-- START --
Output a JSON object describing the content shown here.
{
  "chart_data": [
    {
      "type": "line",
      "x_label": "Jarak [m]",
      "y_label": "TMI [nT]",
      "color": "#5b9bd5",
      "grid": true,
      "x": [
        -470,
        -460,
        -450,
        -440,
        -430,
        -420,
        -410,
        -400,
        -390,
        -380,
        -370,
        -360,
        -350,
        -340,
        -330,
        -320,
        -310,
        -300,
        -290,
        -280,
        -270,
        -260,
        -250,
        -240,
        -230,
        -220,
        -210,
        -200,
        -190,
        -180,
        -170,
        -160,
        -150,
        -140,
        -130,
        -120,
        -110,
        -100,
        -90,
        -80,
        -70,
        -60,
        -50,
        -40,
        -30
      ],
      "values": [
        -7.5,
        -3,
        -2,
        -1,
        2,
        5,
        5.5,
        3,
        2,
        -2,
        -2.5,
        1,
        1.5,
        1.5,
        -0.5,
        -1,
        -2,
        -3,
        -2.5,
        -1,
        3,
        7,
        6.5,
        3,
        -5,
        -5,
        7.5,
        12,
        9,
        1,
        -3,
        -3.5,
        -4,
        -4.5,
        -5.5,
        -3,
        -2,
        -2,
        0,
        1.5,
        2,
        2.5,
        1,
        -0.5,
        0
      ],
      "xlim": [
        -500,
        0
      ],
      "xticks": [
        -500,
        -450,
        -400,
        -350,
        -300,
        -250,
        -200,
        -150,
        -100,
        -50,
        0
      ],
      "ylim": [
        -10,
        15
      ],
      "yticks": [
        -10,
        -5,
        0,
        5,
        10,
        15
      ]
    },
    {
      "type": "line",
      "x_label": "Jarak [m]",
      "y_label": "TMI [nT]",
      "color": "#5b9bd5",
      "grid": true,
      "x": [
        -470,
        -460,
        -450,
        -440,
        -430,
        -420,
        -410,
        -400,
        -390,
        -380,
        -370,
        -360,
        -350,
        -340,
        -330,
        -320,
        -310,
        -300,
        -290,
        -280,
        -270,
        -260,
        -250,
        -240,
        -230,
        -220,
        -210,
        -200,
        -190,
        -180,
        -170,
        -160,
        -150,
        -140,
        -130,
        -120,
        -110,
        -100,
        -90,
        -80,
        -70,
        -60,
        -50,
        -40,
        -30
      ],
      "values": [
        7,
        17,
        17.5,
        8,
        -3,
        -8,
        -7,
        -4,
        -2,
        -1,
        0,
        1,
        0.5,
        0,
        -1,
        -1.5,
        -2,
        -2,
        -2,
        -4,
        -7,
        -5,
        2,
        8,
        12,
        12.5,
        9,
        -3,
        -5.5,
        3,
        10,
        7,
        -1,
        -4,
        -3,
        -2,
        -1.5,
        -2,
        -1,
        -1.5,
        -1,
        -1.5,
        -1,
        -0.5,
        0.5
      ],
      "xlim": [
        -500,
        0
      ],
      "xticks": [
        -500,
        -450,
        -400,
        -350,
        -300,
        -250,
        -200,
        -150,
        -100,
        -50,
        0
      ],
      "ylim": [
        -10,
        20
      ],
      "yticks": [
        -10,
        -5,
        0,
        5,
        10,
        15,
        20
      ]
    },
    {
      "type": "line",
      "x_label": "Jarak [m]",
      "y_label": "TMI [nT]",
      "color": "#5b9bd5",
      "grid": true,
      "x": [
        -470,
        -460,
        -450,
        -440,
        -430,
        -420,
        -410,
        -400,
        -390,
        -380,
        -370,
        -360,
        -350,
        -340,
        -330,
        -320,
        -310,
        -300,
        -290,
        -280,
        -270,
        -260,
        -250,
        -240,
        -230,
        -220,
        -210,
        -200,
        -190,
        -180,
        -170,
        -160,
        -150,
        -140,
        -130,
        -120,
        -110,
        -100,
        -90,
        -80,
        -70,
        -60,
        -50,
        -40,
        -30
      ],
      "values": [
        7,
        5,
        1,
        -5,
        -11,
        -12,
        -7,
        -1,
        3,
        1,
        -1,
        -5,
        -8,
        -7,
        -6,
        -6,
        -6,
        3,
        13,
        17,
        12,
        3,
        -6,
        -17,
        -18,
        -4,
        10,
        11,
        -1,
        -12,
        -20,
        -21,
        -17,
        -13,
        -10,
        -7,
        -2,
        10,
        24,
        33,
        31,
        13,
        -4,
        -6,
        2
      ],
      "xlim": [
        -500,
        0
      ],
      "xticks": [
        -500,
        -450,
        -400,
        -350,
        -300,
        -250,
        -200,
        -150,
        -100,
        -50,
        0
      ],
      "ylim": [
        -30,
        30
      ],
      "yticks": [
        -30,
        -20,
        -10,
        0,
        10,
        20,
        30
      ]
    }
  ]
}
-- END --
-- START --
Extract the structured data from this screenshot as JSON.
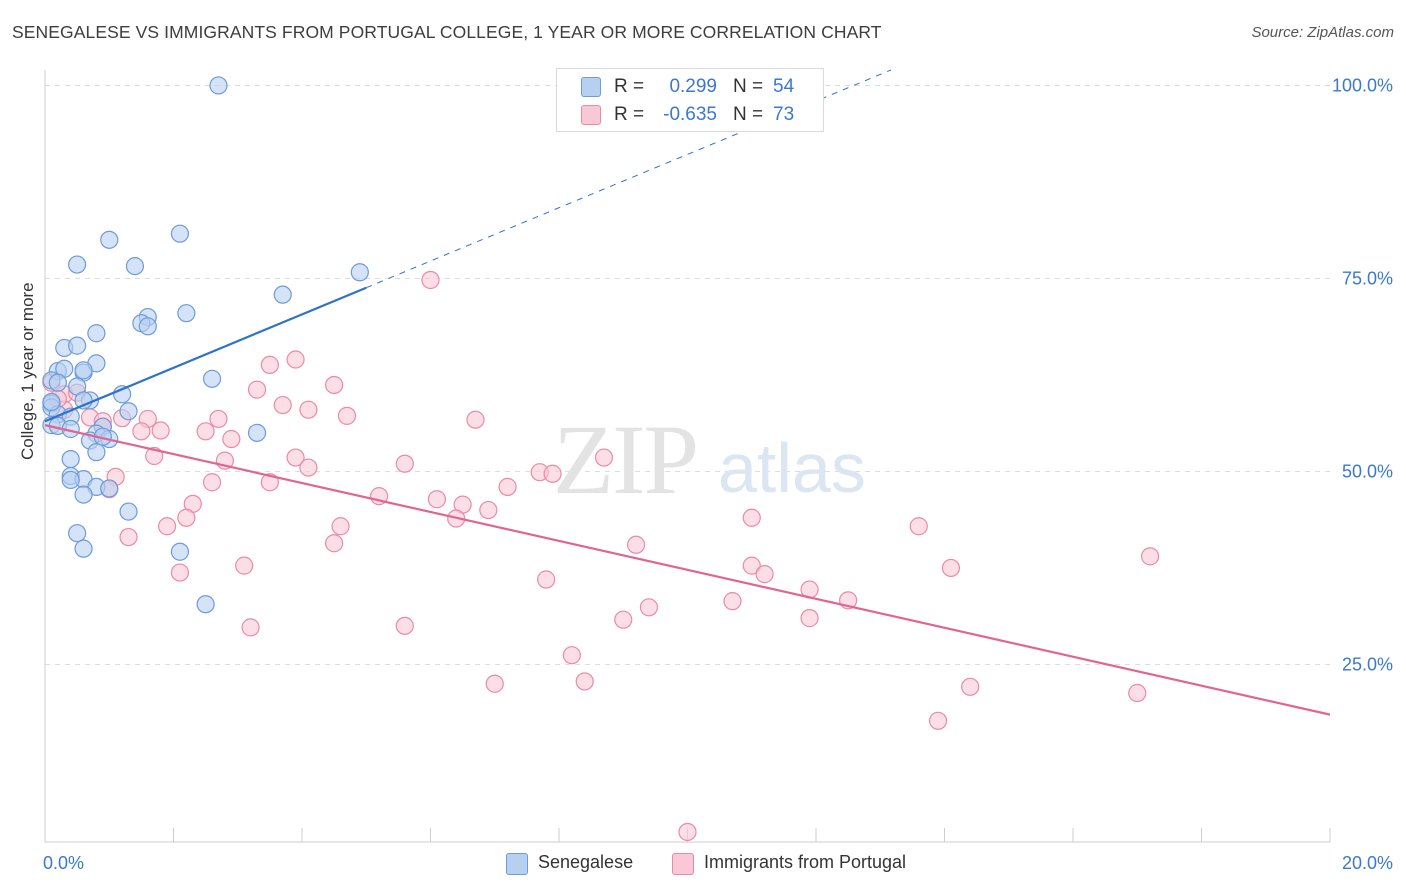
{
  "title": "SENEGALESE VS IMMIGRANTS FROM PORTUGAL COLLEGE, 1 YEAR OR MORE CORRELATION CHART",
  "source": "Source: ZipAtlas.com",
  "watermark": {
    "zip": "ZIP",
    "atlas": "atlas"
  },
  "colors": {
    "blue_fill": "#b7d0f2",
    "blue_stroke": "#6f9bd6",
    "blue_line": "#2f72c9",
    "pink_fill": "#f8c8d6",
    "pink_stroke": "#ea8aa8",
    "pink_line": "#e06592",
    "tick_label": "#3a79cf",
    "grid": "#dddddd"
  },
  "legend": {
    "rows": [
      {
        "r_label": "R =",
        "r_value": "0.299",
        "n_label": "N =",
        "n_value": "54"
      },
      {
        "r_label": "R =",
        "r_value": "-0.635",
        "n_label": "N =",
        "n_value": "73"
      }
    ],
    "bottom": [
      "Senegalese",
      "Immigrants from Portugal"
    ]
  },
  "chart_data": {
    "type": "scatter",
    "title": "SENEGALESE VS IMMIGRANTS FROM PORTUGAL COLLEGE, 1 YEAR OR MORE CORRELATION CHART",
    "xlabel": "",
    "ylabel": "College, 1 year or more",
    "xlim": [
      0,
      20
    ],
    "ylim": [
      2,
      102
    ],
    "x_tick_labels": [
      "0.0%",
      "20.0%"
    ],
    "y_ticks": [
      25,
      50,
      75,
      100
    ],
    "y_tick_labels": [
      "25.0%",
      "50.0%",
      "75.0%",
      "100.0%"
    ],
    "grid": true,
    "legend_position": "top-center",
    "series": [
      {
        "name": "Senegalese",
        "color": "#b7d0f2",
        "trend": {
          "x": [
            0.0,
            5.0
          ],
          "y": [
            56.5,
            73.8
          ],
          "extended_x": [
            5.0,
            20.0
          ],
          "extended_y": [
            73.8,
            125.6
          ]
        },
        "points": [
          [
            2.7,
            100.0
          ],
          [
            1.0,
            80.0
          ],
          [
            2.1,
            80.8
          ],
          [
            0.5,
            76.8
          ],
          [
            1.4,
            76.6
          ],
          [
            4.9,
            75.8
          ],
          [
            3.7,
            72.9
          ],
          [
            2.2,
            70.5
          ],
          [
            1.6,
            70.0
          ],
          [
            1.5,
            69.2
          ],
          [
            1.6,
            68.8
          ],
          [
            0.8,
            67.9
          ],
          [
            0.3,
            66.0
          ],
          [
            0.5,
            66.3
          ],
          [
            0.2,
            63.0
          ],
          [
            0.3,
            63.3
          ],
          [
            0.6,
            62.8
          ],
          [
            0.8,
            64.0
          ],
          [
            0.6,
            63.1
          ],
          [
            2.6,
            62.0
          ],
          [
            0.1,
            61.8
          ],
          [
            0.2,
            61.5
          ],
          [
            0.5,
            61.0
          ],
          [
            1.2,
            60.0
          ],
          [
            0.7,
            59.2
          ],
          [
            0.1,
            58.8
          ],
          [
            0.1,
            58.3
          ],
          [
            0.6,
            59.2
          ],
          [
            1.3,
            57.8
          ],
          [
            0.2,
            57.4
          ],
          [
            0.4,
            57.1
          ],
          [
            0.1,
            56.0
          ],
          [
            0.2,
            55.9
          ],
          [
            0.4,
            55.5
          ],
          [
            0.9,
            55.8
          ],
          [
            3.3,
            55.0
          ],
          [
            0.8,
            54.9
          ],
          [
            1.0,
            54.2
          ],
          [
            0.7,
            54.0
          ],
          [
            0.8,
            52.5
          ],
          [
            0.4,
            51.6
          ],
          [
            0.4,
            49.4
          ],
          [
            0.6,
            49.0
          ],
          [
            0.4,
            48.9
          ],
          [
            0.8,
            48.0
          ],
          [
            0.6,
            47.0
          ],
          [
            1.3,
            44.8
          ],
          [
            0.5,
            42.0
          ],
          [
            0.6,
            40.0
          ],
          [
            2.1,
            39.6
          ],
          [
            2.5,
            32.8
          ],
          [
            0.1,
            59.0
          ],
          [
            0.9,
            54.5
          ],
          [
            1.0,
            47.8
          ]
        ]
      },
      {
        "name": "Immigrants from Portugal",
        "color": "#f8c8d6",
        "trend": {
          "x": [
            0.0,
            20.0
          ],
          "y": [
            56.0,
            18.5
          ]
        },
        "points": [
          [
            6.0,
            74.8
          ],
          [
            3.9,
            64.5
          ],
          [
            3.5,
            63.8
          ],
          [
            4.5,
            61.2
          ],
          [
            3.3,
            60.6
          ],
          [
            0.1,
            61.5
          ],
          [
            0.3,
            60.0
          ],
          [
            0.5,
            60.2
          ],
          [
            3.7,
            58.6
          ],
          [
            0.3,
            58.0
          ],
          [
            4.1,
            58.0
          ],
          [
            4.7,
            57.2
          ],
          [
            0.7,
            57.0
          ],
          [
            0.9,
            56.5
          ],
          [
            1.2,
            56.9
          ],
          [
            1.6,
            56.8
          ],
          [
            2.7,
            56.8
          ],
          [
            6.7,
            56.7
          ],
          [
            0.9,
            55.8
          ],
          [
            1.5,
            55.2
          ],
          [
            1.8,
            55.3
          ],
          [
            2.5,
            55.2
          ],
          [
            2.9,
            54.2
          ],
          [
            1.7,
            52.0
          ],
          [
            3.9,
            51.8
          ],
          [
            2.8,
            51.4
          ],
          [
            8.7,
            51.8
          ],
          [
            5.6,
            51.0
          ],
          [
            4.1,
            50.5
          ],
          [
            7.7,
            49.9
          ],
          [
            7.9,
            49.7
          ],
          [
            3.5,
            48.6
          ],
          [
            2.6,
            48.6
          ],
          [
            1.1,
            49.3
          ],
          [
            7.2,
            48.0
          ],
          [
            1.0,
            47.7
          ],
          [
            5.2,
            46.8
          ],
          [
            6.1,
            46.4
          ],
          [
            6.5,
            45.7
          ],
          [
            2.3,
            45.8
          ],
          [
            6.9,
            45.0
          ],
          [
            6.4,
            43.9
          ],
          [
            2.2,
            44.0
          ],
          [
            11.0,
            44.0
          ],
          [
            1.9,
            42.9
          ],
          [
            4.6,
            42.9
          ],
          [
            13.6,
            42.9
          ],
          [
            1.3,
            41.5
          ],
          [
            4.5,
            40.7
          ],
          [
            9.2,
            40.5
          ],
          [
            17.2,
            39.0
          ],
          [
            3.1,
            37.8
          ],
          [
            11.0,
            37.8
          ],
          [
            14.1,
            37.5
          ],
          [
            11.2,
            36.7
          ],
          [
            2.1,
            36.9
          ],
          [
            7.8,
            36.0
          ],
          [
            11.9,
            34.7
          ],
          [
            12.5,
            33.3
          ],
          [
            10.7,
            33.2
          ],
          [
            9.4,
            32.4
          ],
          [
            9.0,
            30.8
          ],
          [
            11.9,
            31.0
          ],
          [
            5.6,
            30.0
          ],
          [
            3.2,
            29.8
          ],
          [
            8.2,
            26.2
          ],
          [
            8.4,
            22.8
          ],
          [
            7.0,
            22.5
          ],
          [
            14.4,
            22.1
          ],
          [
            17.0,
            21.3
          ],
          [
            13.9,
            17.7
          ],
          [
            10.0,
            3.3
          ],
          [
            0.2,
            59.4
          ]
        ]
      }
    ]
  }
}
-- END --
Goal »
Search the data for the word "CORRELATION" and copy each line where it appears.

Exercise response »
  "title": "SENEGALESE VS IMMIGRANTS FROM PORTUGAL COLLEGE, 1 YEAR OR MORE CORRELATION CHART",
    "title": "SENEGALESE VS IMMIGRANTS FROM PORTUGAL COLLEGE, 1 YEAR OR MORE CORRELATION CHART",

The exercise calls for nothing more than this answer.